Source data ::
------------------------------------------------------------
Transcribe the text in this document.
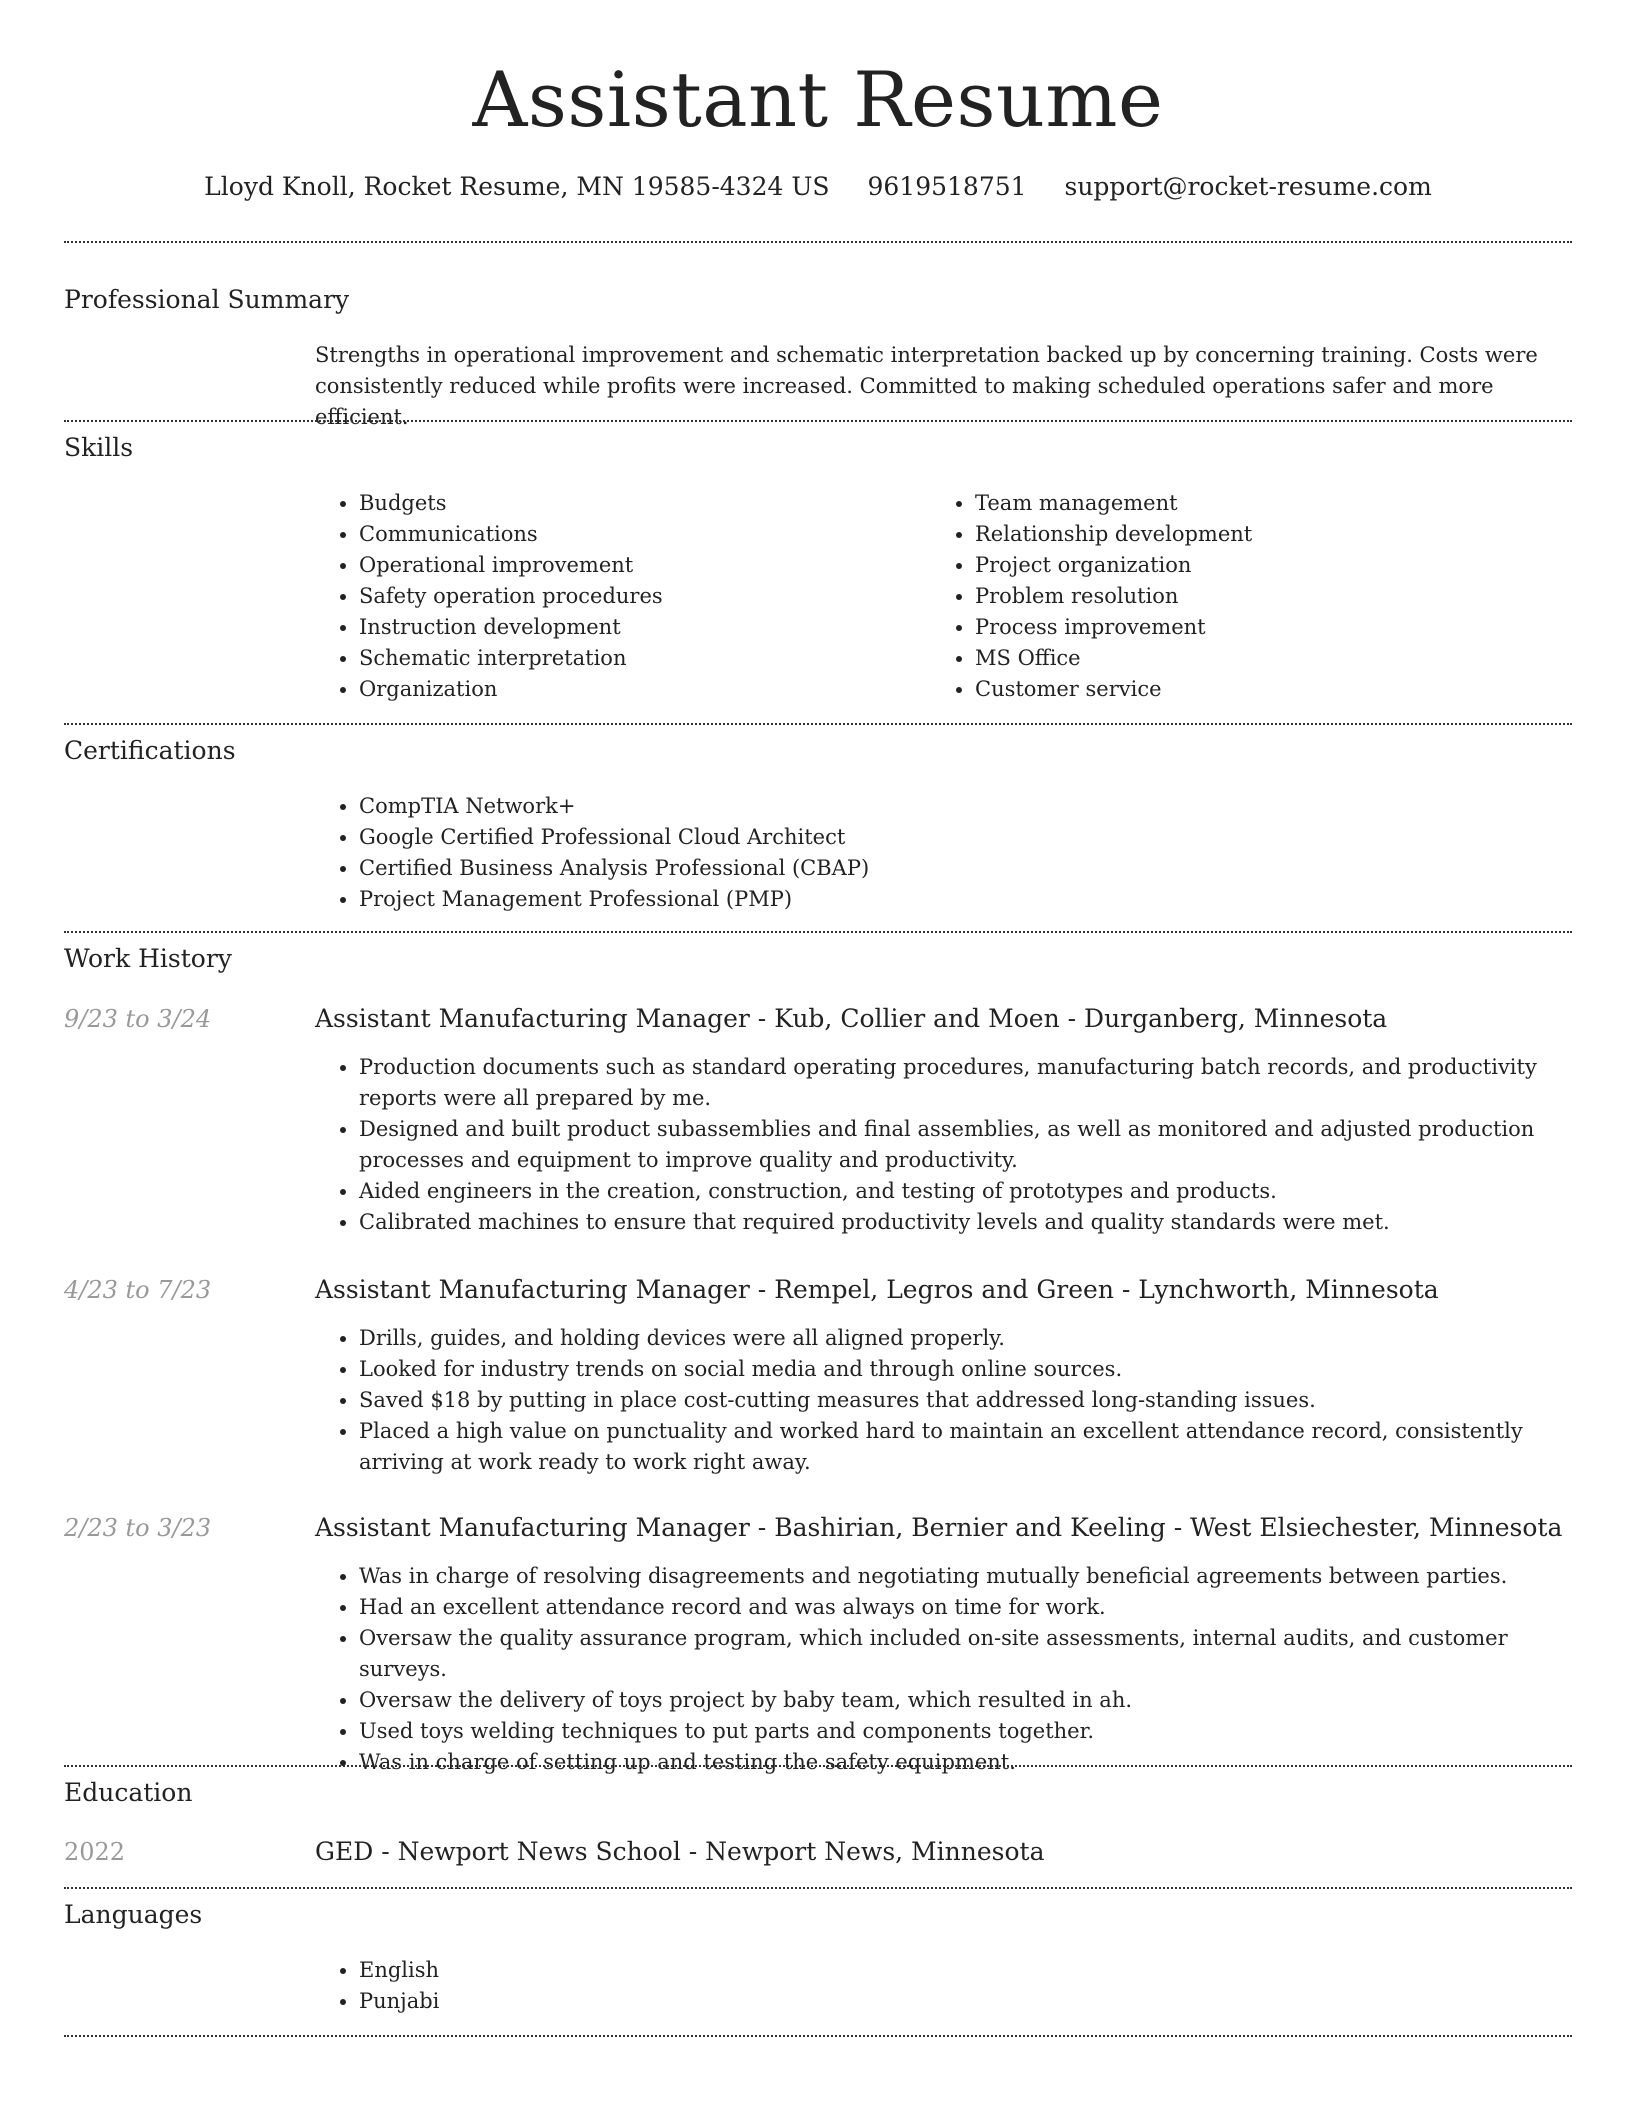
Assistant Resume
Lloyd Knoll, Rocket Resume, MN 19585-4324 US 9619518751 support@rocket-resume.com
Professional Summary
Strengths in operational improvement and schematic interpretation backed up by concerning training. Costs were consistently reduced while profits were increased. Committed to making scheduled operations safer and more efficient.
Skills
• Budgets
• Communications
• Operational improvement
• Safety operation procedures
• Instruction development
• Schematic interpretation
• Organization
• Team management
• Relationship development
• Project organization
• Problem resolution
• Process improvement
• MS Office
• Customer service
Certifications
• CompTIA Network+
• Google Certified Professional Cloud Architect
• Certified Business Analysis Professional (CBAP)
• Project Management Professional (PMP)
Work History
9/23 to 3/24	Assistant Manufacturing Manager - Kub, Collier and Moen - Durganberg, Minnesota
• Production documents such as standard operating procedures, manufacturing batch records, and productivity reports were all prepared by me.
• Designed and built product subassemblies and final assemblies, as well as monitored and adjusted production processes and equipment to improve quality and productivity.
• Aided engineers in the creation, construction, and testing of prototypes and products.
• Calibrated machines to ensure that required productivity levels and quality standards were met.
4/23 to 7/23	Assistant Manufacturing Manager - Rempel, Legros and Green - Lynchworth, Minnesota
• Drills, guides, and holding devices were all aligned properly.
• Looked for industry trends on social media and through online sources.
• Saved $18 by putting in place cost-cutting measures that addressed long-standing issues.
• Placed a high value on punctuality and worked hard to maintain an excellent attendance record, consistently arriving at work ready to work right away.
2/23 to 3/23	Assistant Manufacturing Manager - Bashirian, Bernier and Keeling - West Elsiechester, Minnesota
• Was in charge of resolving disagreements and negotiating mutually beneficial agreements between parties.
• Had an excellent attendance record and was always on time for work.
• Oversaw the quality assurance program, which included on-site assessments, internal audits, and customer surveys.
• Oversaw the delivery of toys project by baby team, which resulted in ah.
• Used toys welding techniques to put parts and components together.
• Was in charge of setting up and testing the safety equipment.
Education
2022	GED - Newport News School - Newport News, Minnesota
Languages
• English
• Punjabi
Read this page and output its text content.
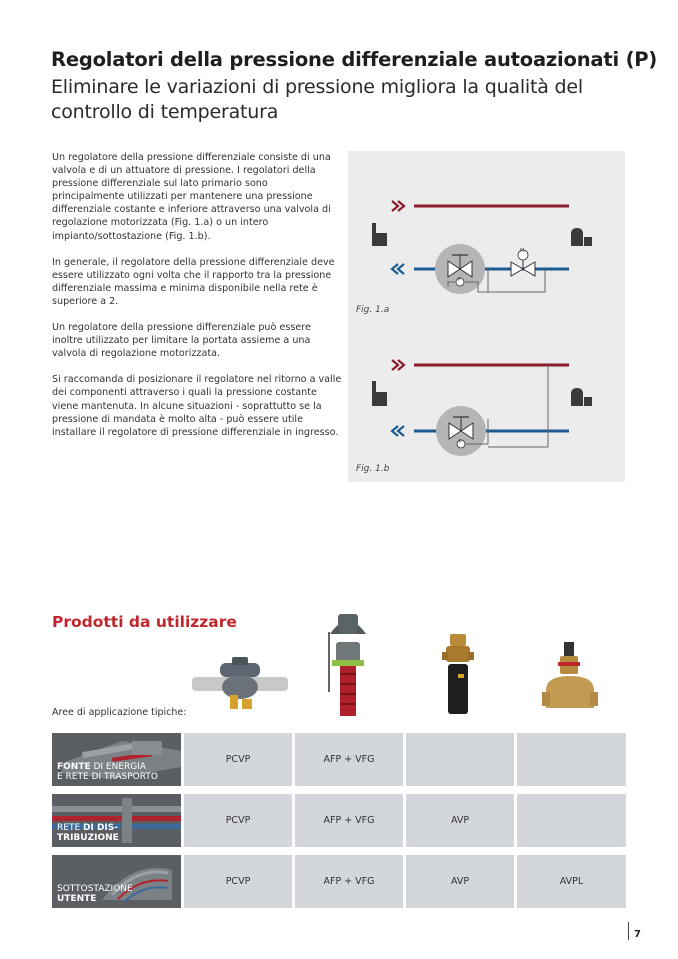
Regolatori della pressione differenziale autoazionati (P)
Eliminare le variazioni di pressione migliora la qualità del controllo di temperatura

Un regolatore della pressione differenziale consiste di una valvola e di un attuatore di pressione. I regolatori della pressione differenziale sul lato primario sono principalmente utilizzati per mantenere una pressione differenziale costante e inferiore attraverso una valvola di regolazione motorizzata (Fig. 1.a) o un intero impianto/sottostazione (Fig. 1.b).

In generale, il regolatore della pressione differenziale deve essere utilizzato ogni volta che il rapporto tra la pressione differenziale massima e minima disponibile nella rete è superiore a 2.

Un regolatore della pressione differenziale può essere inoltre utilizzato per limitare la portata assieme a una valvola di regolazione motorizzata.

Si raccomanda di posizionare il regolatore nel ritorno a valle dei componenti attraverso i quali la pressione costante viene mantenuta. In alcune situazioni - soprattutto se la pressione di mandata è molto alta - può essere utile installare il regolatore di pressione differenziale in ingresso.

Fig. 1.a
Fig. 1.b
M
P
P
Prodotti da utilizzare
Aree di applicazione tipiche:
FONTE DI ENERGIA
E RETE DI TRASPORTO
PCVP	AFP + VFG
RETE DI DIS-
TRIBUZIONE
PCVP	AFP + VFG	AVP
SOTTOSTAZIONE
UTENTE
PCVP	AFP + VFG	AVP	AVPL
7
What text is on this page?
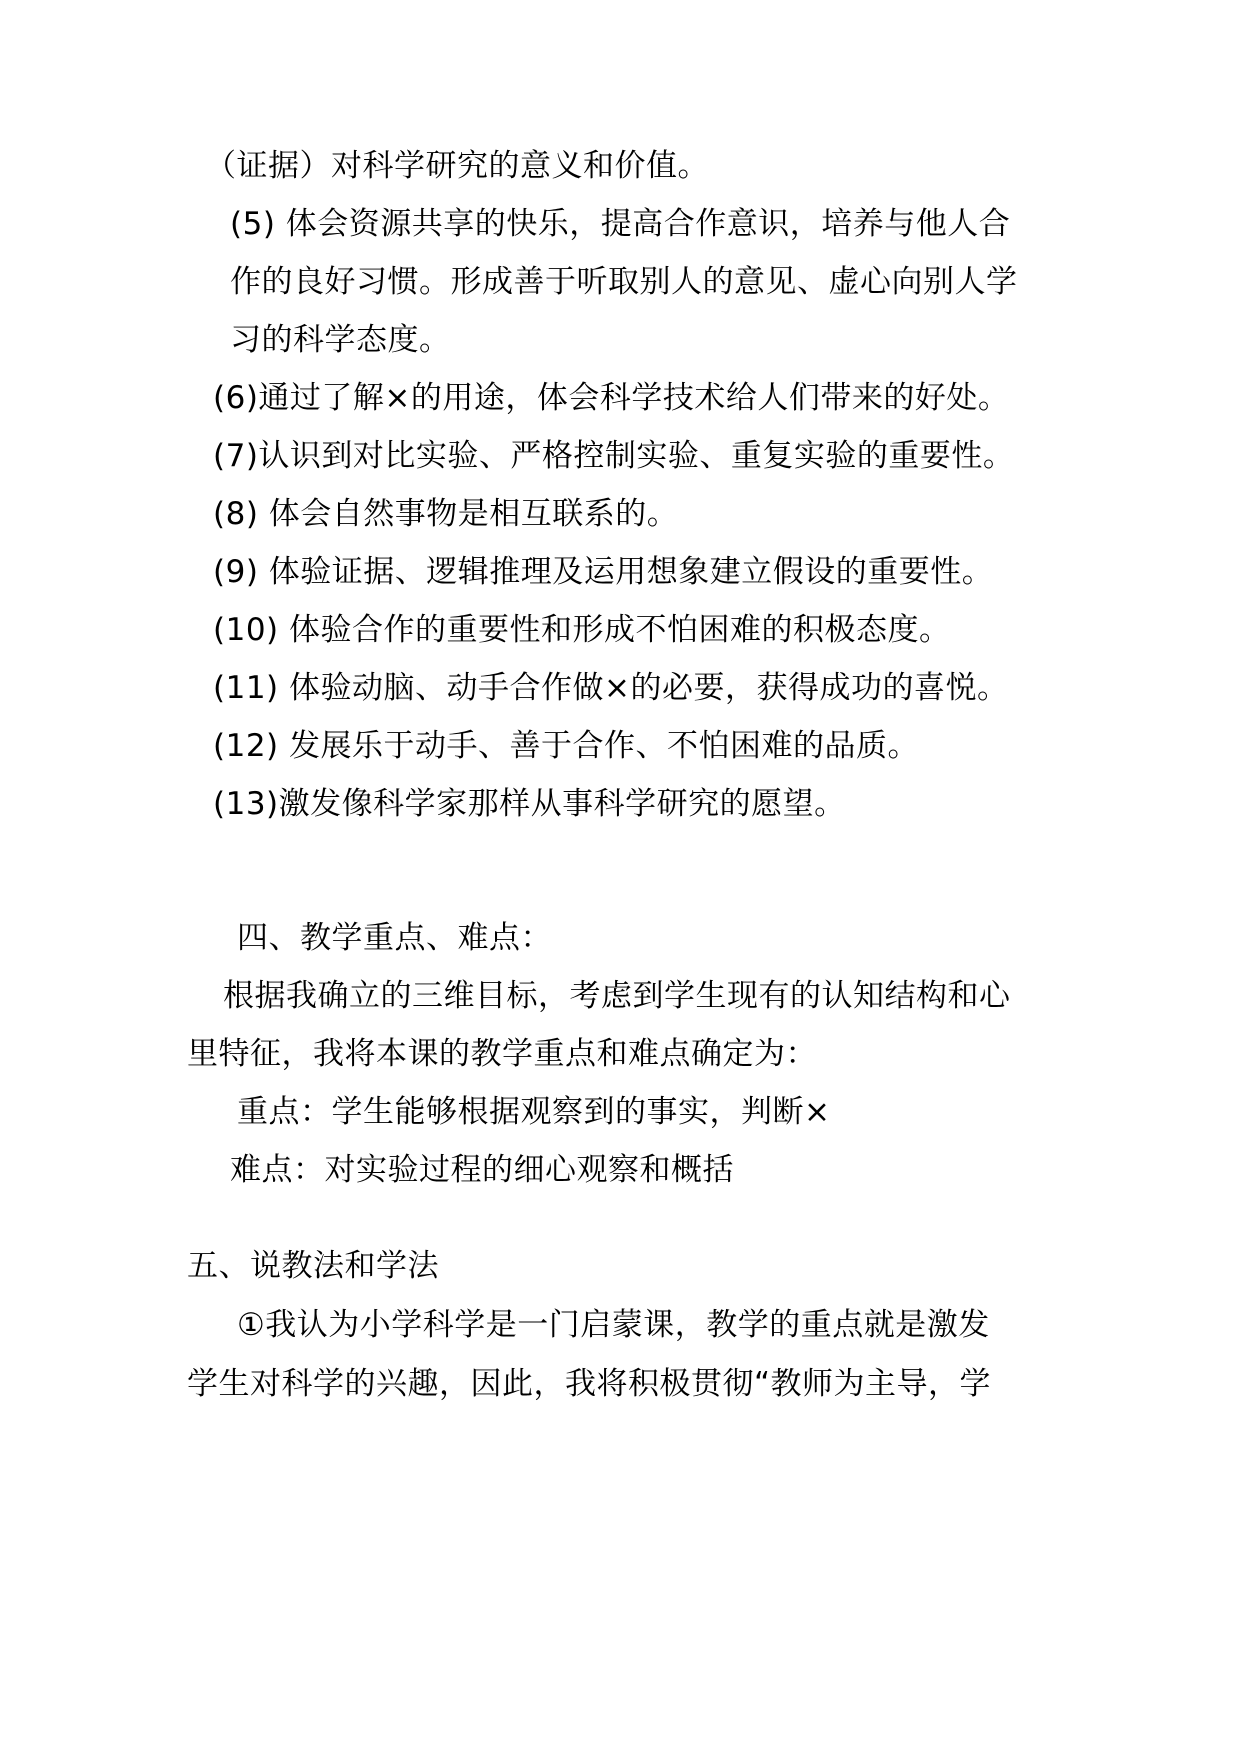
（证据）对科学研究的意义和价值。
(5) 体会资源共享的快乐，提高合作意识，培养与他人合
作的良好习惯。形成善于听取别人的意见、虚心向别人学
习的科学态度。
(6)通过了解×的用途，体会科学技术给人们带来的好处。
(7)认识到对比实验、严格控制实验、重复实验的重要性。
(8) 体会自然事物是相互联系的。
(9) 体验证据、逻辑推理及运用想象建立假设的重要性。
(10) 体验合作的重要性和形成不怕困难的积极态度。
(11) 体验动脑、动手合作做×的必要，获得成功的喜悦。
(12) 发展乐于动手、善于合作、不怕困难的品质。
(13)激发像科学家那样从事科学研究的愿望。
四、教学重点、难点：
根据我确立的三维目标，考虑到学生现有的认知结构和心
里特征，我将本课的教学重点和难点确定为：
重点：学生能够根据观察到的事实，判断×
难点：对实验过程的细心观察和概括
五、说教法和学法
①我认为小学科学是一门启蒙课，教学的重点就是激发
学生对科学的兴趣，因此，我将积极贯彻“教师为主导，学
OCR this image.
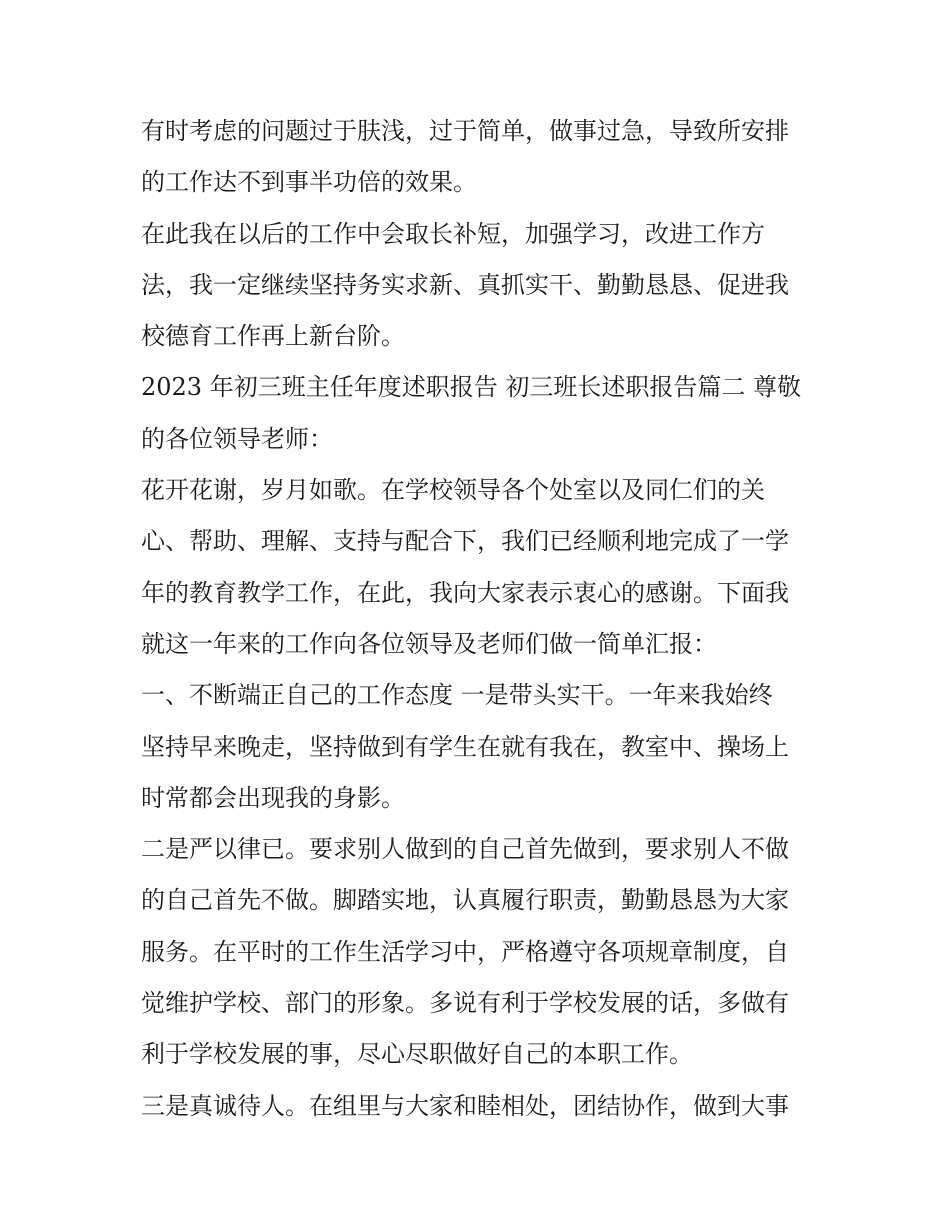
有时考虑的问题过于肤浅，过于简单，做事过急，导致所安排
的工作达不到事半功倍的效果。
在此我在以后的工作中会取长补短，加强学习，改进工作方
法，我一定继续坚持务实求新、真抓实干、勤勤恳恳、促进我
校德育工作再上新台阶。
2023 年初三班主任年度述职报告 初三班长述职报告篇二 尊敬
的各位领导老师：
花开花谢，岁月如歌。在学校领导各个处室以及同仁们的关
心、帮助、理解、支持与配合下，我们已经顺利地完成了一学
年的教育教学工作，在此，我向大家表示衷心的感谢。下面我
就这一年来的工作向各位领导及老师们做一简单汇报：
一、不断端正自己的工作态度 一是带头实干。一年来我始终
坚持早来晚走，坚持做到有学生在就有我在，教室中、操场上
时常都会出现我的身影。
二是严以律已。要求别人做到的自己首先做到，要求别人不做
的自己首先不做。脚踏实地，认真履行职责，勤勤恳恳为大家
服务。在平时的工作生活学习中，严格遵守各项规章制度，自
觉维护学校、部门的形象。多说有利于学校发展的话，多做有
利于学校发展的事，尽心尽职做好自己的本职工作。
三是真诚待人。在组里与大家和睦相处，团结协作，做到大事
------------------------------------------------------------
Instructions to follow ::
Pick out the lines containing the word "text" and show them.

Exercise result ::
Transcribe the text in this document.
Read this page and output its text content.
What text is on this page?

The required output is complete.